● **PROBLEM DESCRIPTION**:
Tally the lines in the data that follows that include the word "structured", and report nothing but the total.

[START RECORDED DATA]

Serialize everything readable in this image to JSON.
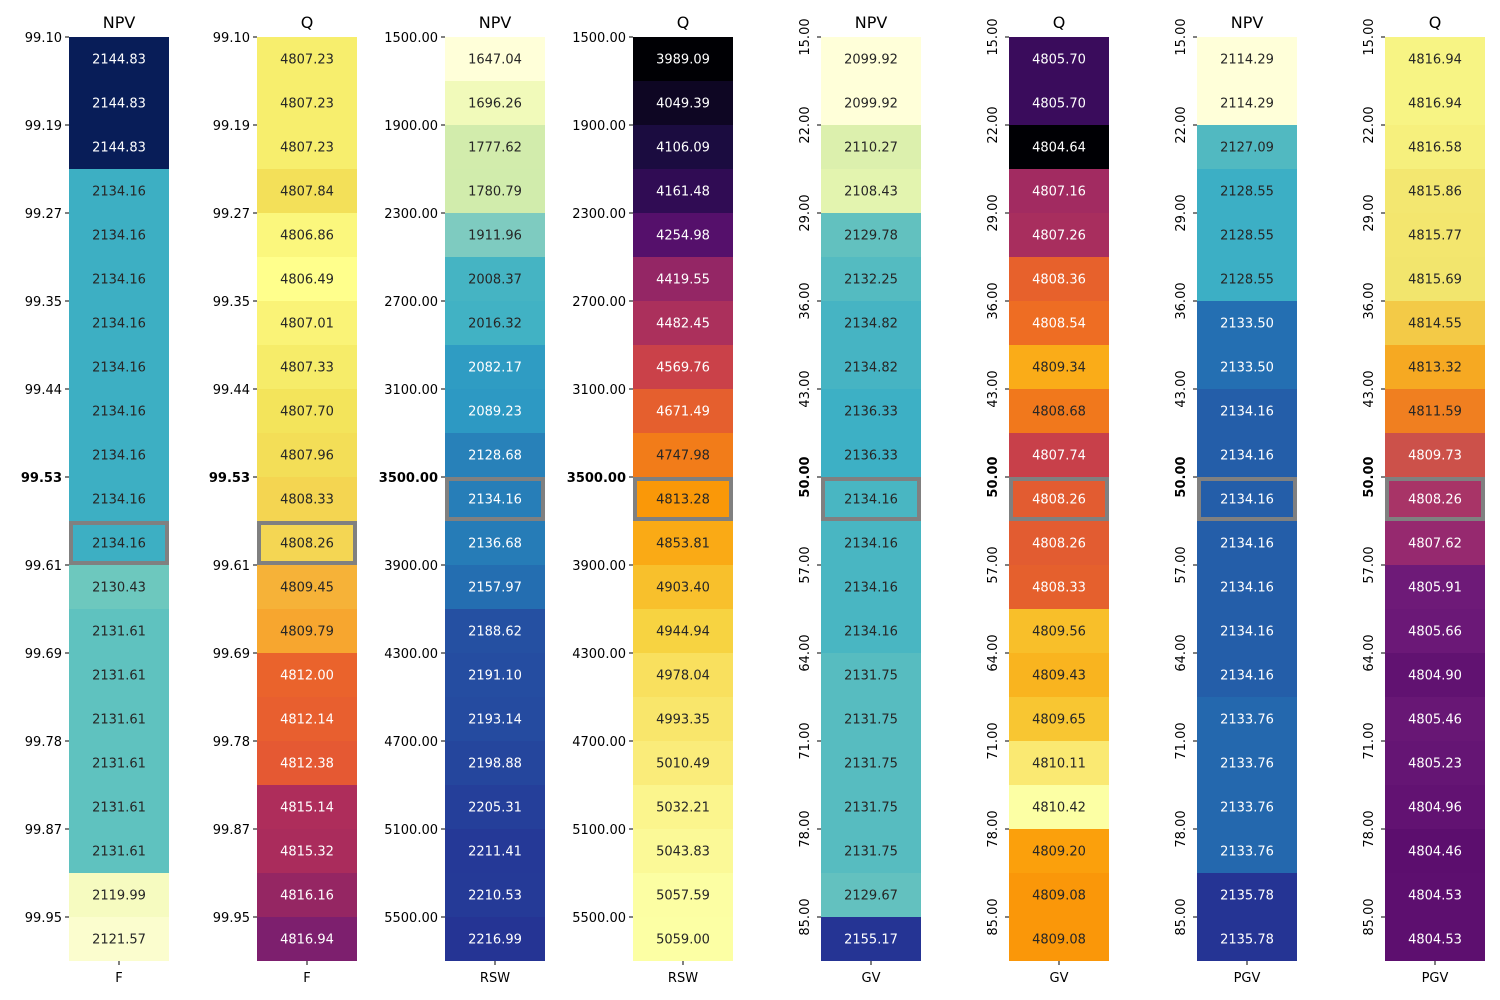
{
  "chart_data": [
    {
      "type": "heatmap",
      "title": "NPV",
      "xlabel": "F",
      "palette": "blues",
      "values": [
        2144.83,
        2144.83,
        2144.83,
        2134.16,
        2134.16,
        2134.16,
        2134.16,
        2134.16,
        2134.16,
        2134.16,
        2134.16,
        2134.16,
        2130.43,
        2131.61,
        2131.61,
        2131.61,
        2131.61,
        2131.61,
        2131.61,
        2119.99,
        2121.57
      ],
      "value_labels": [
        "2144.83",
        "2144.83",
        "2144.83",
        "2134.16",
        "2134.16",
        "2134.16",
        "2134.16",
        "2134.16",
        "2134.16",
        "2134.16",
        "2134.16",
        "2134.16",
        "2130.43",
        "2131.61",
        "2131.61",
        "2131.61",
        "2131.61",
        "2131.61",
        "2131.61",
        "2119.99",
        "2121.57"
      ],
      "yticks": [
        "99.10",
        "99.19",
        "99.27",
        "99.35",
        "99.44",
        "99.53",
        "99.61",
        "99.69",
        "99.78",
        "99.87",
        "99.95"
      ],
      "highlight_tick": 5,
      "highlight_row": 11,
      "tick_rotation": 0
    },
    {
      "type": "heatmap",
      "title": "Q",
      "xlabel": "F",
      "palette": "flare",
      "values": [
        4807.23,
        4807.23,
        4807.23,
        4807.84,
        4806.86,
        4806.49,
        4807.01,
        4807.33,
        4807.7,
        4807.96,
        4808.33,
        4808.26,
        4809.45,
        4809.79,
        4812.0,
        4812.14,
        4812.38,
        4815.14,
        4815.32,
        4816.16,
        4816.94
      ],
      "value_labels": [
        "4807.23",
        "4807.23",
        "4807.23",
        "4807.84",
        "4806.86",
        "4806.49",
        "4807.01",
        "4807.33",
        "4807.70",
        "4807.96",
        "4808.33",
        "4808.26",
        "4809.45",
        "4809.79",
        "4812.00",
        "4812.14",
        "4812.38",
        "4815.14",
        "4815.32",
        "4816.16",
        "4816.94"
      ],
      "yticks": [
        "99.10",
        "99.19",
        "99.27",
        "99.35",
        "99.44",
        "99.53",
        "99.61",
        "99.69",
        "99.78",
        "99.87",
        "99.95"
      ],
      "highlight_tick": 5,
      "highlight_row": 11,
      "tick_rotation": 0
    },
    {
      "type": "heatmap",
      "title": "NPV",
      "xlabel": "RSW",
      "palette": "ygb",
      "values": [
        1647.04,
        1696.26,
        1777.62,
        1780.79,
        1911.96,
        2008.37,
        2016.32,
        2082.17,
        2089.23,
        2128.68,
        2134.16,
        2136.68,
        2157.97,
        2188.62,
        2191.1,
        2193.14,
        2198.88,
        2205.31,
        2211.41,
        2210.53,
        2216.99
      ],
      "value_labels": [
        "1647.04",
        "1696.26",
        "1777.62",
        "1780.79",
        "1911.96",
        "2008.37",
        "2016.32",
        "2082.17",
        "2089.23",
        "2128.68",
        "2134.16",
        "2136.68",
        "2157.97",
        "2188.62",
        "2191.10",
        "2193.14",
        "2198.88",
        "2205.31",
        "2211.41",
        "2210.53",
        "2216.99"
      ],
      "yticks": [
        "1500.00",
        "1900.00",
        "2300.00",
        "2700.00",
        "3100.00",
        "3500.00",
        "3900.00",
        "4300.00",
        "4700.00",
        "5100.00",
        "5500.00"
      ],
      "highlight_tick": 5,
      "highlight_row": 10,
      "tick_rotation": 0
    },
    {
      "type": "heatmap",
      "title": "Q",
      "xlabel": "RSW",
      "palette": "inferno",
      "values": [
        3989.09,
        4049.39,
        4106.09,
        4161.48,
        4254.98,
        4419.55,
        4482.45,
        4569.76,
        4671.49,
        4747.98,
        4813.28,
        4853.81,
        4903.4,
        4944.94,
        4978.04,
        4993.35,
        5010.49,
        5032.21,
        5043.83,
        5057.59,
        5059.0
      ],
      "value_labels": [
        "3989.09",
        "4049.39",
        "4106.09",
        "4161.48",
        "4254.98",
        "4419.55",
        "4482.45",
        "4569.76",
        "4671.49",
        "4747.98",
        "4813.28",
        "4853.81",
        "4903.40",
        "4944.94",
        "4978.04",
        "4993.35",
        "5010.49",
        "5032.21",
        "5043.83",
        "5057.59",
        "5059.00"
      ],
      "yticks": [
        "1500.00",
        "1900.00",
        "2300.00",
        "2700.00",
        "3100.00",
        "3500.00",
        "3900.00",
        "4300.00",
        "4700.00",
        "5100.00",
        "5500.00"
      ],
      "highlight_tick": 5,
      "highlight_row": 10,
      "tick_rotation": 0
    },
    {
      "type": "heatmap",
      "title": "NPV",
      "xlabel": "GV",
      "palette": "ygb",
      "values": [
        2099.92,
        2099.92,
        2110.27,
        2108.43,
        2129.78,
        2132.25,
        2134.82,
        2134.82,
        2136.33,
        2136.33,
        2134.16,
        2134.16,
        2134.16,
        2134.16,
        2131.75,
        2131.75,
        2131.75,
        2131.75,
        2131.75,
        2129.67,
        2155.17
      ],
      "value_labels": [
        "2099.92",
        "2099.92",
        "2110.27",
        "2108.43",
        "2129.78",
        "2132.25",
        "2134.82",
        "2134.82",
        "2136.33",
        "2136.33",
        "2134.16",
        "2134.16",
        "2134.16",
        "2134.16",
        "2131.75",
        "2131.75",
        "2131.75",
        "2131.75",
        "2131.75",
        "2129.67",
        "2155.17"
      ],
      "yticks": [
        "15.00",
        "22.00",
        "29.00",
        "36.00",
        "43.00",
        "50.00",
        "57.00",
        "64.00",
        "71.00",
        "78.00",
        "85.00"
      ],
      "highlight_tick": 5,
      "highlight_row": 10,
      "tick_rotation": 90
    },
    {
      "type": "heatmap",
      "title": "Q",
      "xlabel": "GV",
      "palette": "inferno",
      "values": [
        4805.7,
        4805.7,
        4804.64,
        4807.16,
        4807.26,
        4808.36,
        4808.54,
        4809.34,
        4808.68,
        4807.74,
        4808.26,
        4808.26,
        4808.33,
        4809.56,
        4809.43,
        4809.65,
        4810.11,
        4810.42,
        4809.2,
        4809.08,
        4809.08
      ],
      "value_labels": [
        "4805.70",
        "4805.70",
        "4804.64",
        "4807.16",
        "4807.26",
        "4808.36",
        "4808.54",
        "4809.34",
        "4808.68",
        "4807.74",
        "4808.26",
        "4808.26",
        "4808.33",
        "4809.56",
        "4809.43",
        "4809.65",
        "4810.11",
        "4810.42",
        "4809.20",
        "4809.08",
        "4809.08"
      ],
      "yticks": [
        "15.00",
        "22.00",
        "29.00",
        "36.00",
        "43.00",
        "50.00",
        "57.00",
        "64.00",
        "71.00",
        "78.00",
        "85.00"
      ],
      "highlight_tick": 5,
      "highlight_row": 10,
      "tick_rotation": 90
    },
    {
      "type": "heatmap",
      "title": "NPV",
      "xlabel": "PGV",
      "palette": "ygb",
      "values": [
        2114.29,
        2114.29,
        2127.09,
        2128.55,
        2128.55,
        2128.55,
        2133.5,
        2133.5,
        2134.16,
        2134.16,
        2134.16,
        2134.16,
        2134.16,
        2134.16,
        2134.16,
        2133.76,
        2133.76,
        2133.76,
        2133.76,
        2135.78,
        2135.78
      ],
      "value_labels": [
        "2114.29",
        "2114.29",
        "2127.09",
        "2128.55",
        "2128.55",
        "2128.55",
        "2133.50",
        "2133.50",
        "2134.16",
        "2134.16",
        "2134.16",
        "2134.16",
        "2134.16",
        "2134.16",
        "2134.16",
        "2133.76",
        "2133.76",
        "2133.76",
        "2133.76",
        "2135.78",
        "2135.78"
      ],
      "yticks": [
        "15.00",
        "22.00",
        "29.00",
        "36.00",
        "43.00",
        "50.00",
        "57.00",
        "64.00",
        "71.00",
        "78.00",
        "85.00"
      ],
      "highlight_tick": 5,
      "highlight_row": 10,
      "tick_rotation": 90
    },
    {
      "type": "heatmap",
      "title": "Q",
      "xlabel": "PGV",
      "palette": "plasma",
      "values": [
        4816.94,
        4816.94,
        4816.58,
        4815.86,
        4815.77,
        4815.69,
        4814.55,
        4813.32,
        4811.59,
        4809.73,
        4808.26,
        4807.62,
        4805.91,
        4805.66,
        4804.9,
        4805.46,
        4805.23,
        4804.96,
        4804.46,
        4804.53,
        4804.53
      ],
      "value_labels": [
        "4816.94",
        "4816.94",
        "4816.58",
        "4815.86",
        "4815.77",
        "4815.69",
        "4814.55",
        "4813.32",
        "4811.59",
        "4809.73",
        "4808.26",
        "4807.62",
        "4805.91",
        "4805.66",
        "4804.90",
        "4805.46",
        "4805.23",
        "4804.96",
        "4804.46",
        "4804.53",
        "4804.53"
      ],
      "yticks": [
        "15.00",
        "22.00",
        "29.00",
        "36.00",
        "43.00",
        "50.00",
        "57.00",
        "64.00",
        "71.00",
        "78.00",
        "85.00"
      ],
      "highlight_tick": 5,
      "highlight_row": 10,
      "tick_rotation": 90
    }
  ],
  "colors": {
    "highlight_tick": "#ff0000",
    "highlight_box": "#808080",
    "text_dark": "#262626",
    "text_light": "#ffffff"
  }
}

[END RECORDED DATA]
[START RECORDED DATA]

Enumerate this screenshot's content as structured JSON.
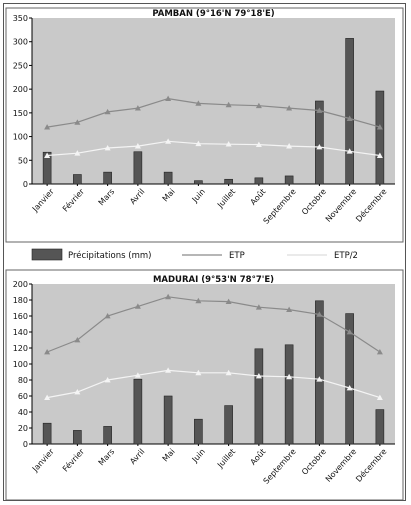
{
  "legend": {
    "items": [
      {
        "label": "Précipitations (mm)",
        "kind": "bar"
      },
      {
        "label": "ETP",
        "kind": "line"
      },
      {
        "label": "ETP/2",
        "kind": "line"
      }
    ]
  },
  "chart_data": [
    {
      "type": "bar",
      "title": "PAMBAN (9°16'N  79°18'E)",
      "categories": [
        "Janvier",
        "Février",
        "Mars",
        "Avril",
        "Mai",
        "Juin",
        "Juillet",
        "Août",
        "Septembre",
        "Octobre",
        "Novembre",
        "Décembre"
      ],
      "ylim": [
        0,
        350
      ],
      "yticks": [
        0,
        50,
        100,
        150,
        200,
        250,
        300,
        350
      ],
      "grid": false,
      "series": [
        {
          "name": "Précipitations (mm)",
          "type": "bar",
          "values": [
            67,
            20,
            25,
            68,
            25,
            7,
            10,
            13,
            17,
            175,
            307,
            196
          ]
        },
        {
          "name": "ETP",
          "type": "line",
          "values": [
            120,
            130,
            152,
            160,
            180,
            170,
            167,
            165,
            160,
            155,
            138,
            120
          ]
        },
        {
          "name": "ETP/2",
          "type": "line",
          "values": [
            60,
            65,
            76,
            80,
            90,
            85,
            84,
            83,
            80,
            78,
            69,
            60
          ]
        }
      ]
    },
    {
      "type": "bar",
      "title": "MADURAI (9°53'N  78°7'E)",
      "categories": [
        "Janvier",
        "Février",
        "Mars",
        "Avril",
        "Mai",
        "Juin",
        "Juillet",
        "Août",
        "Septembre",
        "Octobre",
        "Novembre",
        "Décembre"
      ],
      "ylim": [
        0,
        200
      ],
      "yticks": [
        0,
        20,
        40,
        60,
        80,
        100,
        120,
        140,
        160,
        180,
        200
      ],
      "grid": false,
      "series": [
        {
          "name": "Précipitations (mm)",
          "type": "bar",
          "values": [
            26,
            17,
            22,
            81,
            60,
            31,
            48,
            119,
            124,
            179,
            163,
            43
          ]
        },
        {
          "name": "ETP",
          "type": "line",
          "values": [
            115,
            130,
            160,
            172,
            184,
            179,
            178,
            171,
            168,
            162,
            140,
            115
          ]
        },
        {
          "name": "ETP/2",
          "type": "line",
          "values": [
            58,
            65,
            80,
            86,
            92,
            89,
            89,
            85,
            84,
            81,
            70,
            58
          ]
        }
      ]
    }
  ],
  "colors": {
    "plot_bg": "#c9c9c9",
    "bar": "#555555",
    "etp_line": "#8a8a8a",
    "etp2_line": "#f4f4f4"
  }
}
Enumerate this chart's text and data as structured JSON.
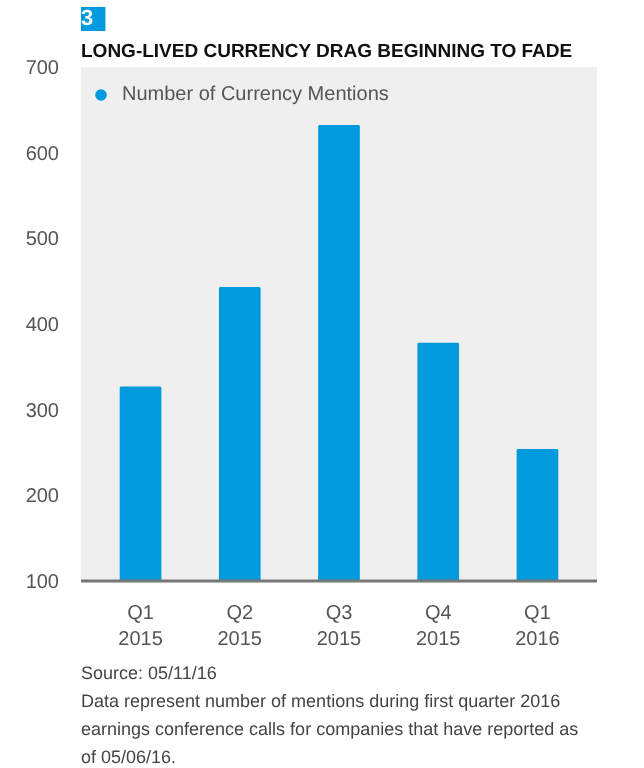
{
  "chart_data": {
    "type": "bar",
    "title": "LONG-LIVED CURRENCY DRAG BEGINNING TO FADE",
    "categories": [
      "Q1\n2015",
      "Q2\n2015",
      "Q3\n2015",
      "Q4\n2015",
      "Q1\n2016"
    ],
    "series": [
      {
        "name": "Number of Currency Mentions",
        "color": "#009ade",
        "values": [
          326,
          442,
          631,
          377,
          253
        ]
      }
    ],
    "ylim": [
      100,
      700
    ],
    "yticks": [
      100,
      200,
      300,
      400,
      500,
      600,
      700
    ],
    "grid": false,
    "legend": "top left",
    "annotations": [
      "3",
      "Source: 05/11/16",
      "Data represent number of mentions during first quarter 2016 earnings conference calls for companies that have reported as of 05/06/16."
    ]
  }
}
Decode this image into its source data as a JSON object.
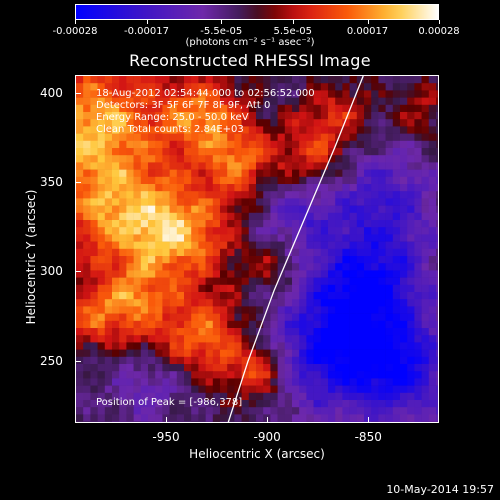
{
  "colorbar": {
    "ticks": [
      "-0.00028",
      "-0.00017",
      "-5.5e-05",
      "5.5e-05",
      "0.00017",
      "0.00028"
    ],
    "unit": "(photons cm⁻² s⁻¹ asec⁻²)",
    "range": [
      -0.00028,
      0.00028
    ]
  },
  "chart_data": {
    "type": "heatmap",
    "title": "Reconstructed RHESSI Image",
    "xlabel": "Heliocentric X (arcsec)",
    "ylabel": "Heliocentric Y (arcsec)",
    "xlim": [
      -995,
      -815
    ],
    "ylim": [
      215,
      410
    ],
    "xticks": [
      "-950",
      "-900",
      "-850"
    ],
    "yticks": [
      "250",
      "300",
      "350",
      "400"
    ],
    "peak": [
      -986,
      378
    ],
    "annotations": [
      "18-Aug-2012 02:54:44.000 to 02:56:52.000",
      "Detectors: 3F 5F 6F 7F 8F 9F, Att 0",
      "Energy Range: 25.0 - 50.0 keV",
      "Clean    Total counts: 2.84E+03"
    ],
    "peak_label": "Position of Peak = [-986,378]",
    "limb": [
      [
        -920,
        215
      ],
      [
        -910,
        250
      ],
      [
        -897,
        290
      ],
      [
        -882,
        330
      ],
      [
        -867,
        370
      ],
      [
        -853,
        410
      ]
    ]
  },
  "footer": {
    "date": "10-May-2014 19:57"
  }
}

[END RECORDED DATA]

● **EXERCISE RESPONSE**:
2